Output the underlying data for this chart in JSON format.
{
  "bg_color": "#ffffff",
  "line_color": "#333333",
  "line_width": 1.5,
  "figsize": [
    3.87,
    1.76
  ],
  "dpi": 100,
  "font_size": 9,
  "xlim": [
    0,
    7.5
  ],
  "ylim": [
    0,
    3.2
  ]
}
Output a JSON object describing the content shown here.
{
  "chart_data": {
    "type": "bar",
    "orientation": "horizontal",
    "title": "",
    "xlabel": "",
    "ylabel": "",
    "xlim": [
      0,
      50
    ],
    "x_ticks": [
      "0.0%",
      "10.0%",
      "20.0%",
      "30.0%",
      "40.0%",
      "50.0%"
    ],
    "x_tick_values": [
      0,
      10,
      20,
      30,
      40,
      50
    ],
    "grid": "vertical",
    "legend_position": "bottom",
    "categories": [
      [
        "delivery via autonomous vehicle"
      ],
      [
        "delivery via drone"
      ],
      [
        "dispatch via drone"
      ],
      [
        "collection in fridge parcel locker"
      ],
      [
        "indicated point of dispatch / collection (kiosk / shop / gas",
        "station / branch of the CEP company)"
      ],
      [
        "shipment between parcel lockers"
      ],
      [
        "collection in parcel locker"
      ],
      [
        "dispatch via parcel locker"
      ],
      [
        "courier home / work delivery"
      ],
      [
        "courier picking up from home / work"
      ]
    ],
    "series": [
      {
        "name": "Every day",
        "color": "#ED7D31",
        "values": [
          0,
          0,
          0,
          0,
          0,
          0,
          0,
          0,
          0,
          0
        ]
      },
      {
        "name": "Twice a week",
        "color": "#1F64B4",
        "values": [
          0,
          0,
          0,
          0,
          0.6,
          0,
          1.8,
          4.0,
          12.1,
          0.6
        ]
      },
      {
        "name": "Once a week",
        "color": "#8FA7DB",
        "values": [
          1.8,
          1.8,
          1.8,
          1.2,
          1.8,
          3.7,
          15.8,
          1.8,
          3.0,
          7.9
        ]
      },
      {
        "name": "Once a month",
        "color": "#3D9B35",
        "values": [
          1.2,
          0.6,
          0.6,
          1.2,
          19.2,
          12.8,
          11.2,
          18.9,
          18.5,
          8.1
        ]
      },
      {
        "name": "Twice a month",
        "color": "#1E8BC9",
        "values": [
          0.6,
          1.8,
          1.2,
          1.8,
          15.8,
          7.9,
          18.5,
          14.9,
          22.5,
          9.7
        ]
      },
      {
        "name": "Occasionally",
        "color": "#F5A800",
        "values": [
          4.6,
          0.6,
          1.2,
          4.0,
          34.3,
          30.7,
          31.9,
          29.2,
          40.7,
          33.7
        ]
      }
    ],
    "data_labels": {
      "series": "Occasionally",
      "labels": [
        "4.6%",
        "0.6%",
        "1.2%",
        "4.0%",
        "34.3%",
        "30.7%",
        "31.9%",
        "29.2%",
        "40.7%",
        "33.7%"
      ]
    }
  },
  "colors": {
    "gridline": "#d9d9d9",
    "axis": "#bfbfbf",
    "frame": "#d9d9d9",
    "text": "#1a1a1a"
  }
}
== == ==
Check each line of the data above for the string "parcel", then report how many lines have it, with no other words.

4